**WHAT YOU SHOULD DO**
Return the entries below in their exact form, leaving the pictures out.

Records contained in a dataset
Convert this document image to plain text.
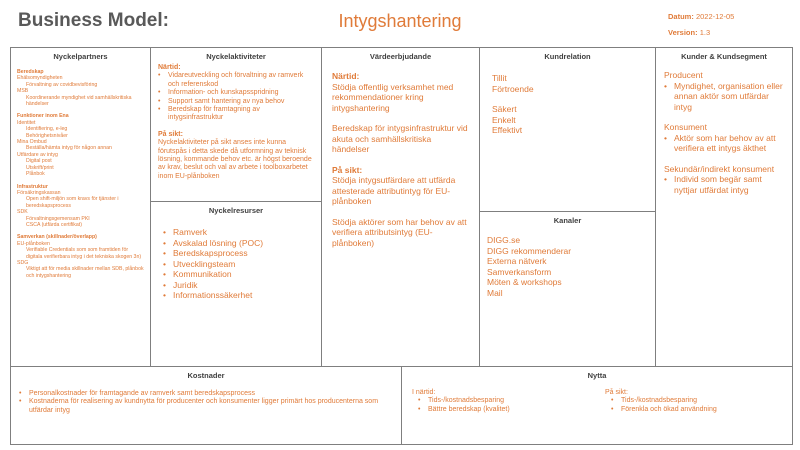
Business Model:	Intygshantering	Datum: 2022-12-05
Version: 1.3
Nyckelpartners
Beredskap
Ehälsomyndigheten
Förvaltning av covidbevisföring
MSB
Koordinerande myndighet vid samhällskritiska händelser
Funktioner inom Ena
Identitet
Identifiering, e-leg
Behörighetsnivåer
Mina Ombud
Beställa/hämta intyg för någon annan
Utfärdare av intyg
Digital post
Utskrift/print
Plånbok
Infrastruktur
Försäkringskassan
Open shift-miljön som kravs för tjänster i beredskapsprocess
SDK
Förvaltningsgemensam PKI
CSCA (utfärda certifikat)
Samverkan (skillnader/överlapp)
EU-plånboken
Verifiable Credentials som som framtiden för digitala verifierbara intyg i det tekniska skogen 3n)
SDG
Viktigt att för media skillnader mellan SDB, plånbok och intygshantering
Nyckelaktiviteter
Närtid:
• Vidareutveckling och förvaltning av ramverk och referenskod
• Information- och kunskapsspridning
• Support samt hantering av nya behov
• Beredskap för framtagning av intygsinfrastruktur
På sikt:
Nyckelaktiviteter på sikt anses inte kunna förutspås i detta skede då utformning av teknisk lösning, kommande behov etc. är högst beroende av krav, beslut och val av arbete i toolboxarbetet inom EU-plånboken
Nyckelresurser
• Ramverk
• Avskalad lösning (POC)
• Beredskapsprocess
• Utvecklingsteam
• Kommunikation
• Juridik
• Informationssäkerhet
Värdeerbjudande
Närtid:
Stödja offentlig verksamhet med rekommendationer kring intygshantering
Beredskap för intygsinfrastruktur vid akuta och samhällskritiska händelser
På sikt:
Stödja intygsutfärdare att utfärda attesterade attributintyg för EU-plånboken
Stödja aktörer som har behov av att verifiera attributsintyg (EU-plånboken)
Kundrelation
Tillit
Förtroende
Säkert
Enkelt
Effektivt
Kanaler
DIGG.se
DIGG rekommenderar
Externa nätverk
Samverkansform
Möten & workshops
Mail
Kunder & Kundsegment
Producent
• Myndighet, organisation eller annan aktör som utfärdar intyg
Konsument
• Aktör som har behov av att verifiera ett intygs äkthet
Sekundär/indirekt konsument
• Individ som begär samt nyttjar utfärdat intyg
Kostnader
• Personalkostnader för framtagande av ramverk samt beredskapsprocess
• Kostnaderna för realisering av kundnytta för producenter och konsumenter ligger primärt hos producenterna som utfärdar intyg
Nytta
I närtid:
• Tids-/kostnadsbesparing
• Bättre beredskap (kvalitet)
På sikt:
• Tids-/kostnadsbesparing
• Förenkla och ökad användning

**EXPECTED OUTPUT**
Convert this document image to plain text.
Business Model:	Intygshantering	Datum: 2022-12-05
Version: 1.3
Nyckelpartners
Beredskap
Ehälsomyndigheten
Förvaltning av covidbevisföring
MSB
Koordinerande myndighet vid samhällskritiska händelser
Funktioner inom Ena
Identitet
Identifiering, e-leg
Behörighetsnivåer
Mina Ombud
Beställa/hämta intyg för någon annan
Utfärdare av intyg
Digital post
Utskrift/print
Plånbok
Infrastruktur
Försäkringskassan
Open shift-miljön som kravs för tjänster i beredskapsprocess
SDK
Förvaltningsgemensam PKI
CSCA (utfärda certifikat)
Samverkan (skillnader/överlapp)
EU-plånboken
Verifiable Credentials som som framtiden för digitala verifierbara intyg i det tekniska skogen 3n)
SDG
Viktigt att för media skillnader mellan SDB, plånbok och intygshantering
Nyckelaktiviteter
Närtid:
• Vidareutveckling och förvaltning av ramverk och referenskod
• Information- och kunskapsspridning
• Support samt hantering av nya behov
• Beredskap för framtagning av intygsinfrastruktur
På sikt:
Nyckelaktiviteter på sikt anses inte kunna förutspås i detta skede då utformning av teknisk lösning, kommande behov etc. är högst beroende av krav, beslut och val av arbete i toolboxarbetet inom EU-plånboken
Nyckelresurser
• Ramverk
• Avskalad lösning (POC)
• Beredskapsprocess
• Utvecklingsteam
• Kommunikation
• Juridik
• Informationssäkerhet
Värdeerbjudande
Närtid:
Stödja offentlig verksamhet med rekommendationer kring intygshantering
Beredskap för intygsinfrastruktur vid akuta och samhällskritiska händelser
På sikt:
Stödja intygsutfärdare att utfärda attesterade attributintyg för EU-plånboken
Stödja aktörer som har behov av att verifiera attributsintyg (EU-plånboken)
Kundrelation
Tillit
Förtroende
Säkert
Enkelt
Effektivt
Kanaler
DIGG.se
DIGG rekommenderar
Externa nätverk
Samverkansform
Möten & workshops
Mail
Kunder & Kundsegment
Producent
• Myndighet, organisation eller annan aktör som utfärdar intyg
Konsument
• Aktör som har behov av att verifiera ett intygs äkthet
Sekundär/indirekt konsument
• Individ som begär samt nyttjar utfärdat intyg
Kostnader
• Personalkostnader för framtagande av ramverk samt beredskapsprocess
• Kostnaderna för realisering av kundnytta för producenter och konsumenter ligger primärt hos producenterna som utfärdar intyg
Nytta
I närtid:
• Tids-/kostnadsbesparing
• Bättre beredskap (kvalitet)
På sikt:
• Tids-/kostnadsbesparing
• Förenkla och ökad användning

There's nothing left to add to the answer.